Collection entries:
%%
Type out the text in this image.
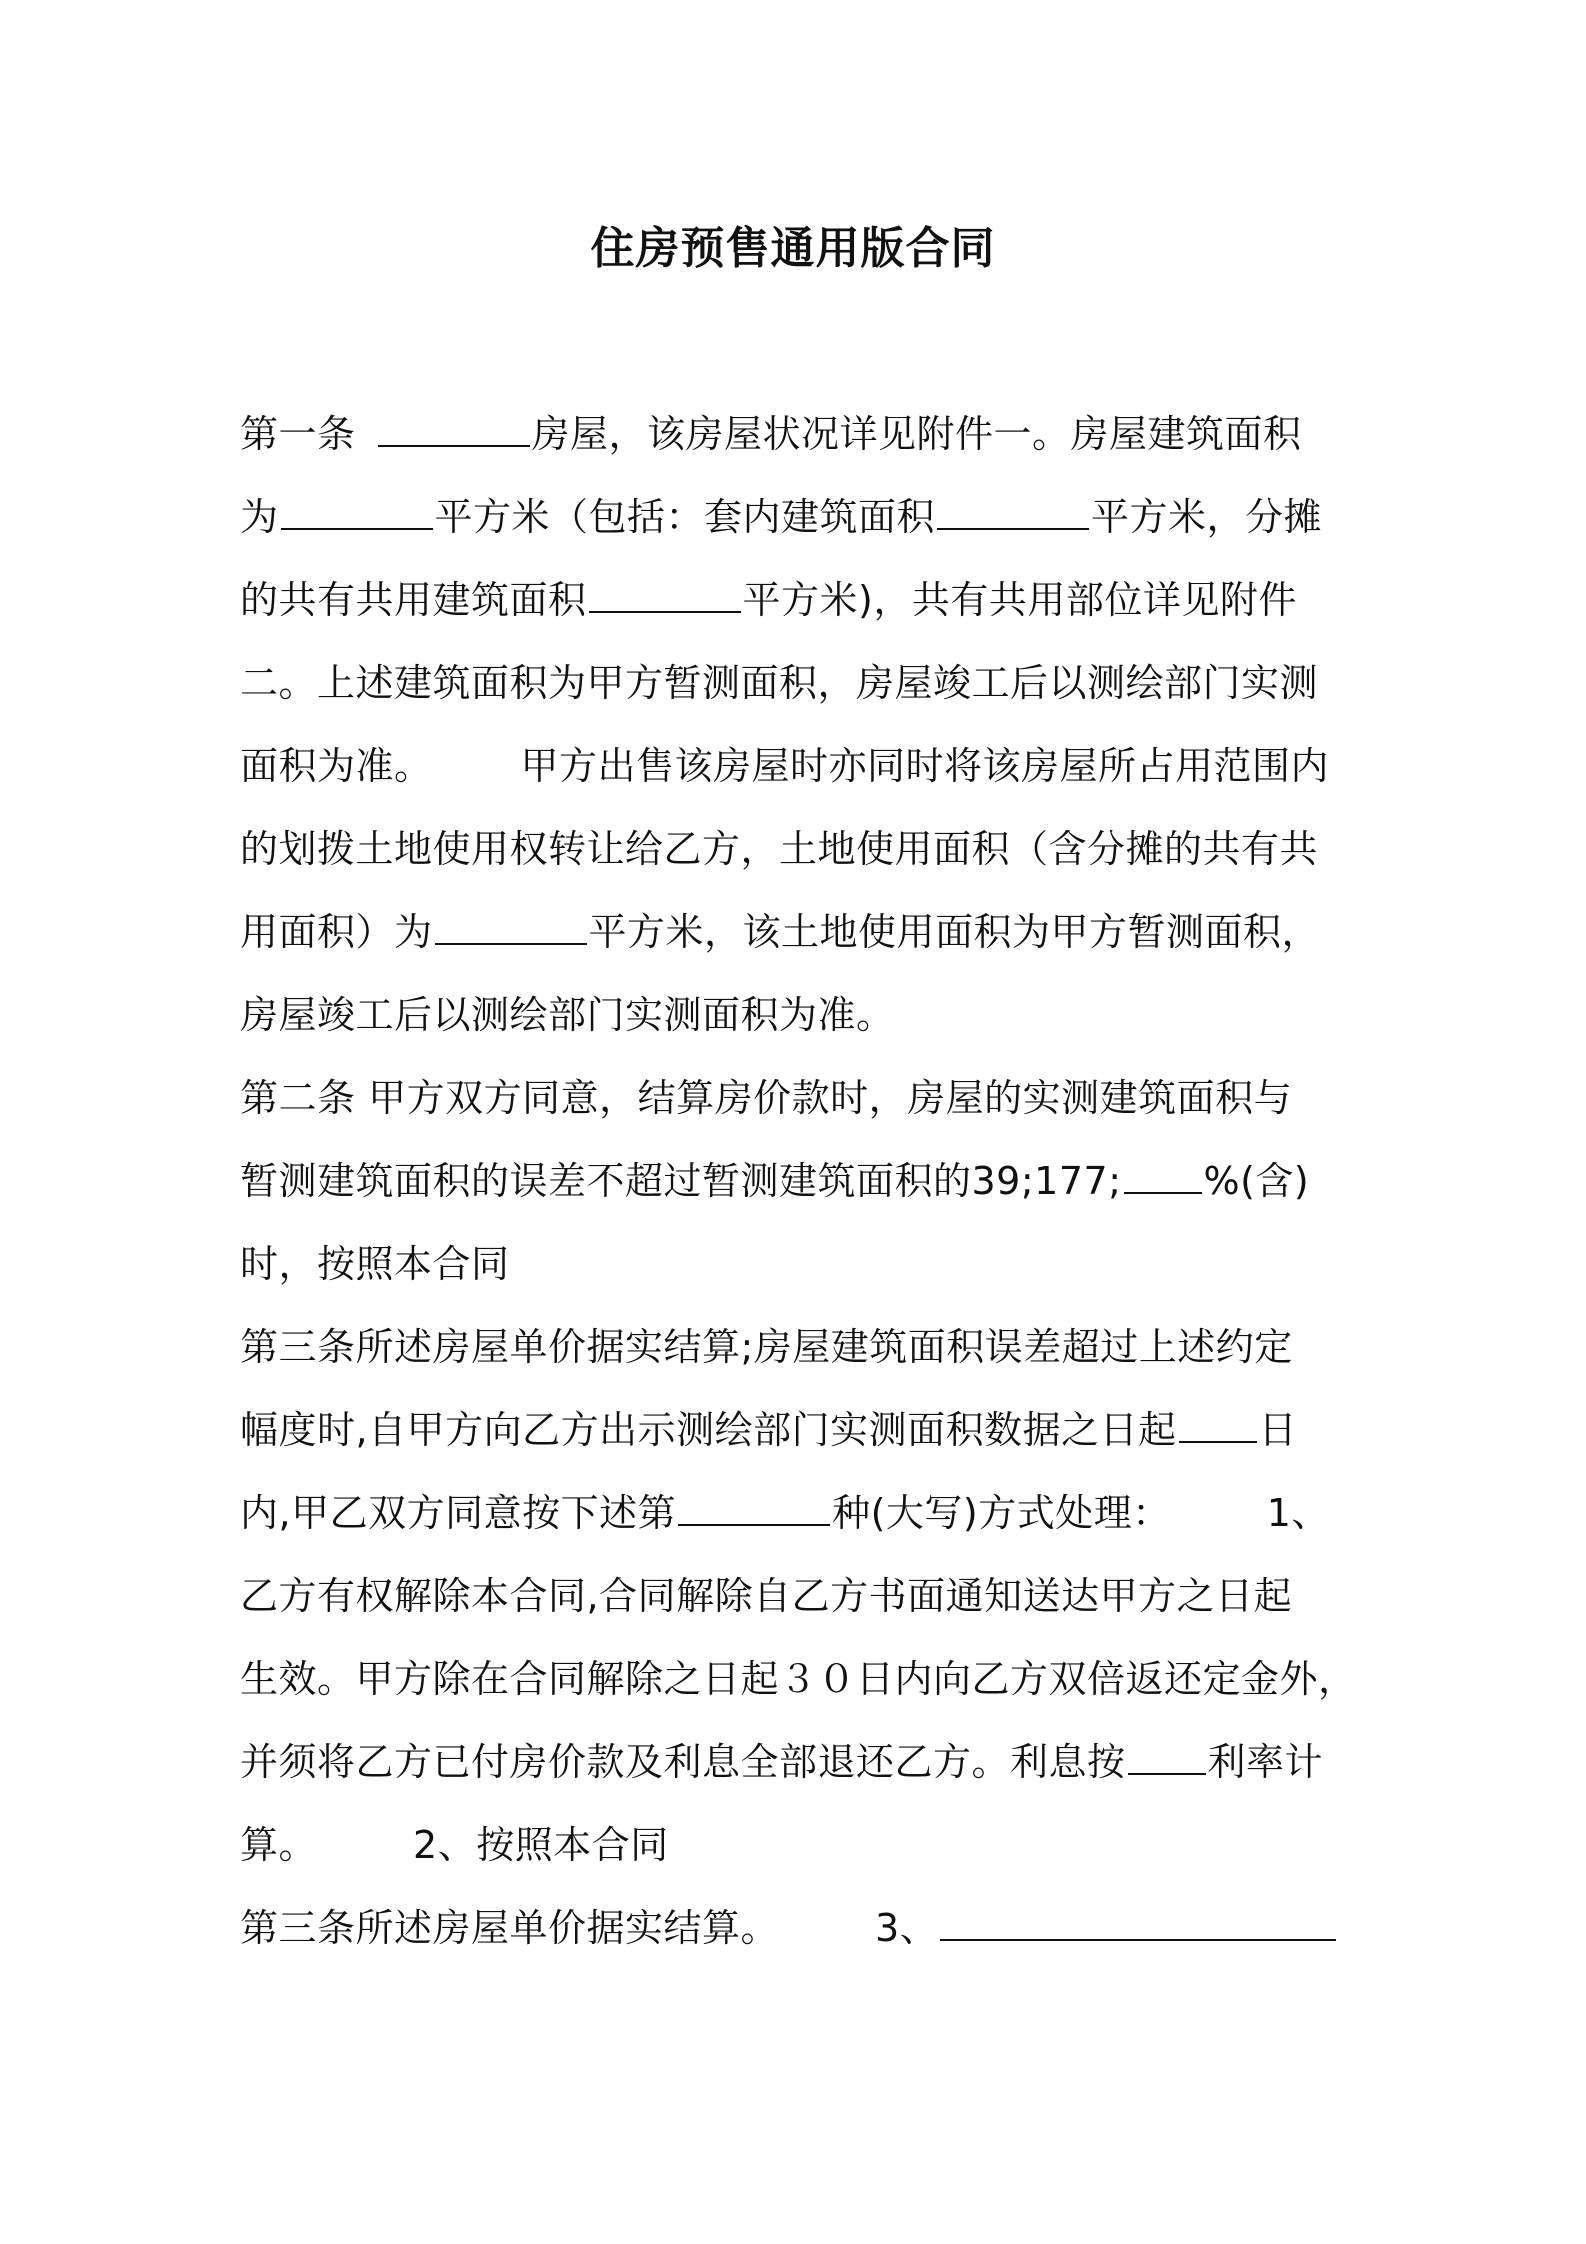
住房预售通用版合同
第一条	房屋，该房屋状况详见附件一。房屋建筑面积
为	平方米（包括：套内建筑面积	平方米，分摊
的共有共用建筑面积	平方米)，共有共用部位详见附件
二。上述建筑面积为甲方暂测面积，房屋竣工后以测绘部门实测
面积为准。 甲方出售该房屋时亦同时将该房屋所占用范围内
的划拨土地使用权转让给乙方，土地使用面积（含分摊的共有共
用面积）为	平方米，该土地使用面积为甲方暂测面积，
房屋竣工后以测绘部门实测面积为准。
第二条 甲方双方同意，结算房价款时，房屋的实测建筑面积与
暂测建筑面积的误差不超过暂测建筑面积的39;177; %(含)
时，按照本合同
第三条所述房屋单价据实结算;房屋建筑面积误差超过上述约定
幅度时,自甲方向乙方出示测绘部门实测面积数据之日起 日
内,甲乙双方同意按下述第	种(大写)方式处理：	1、
乙方有权解除本合同,合同解除自乙方书面通知送达甲方之日起
生效。甲方除在合同解除之日起３０日内向乙方双倍返还定金外，
并须将乙方已付房价款及利息全部退还乙方。利息按 利率计
算。	2、按照本合同
第三条所述房屋单价据实结算。	3、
%%
Go through the listing above and return every line where the word "第三条所述房屋单价据实结算" occurs.

*Output of the exercise*.
第三条所述房屋单价据实结算;房屋建筑面积误差超过上述约定
第三条所述房屋单价据实结算。	3、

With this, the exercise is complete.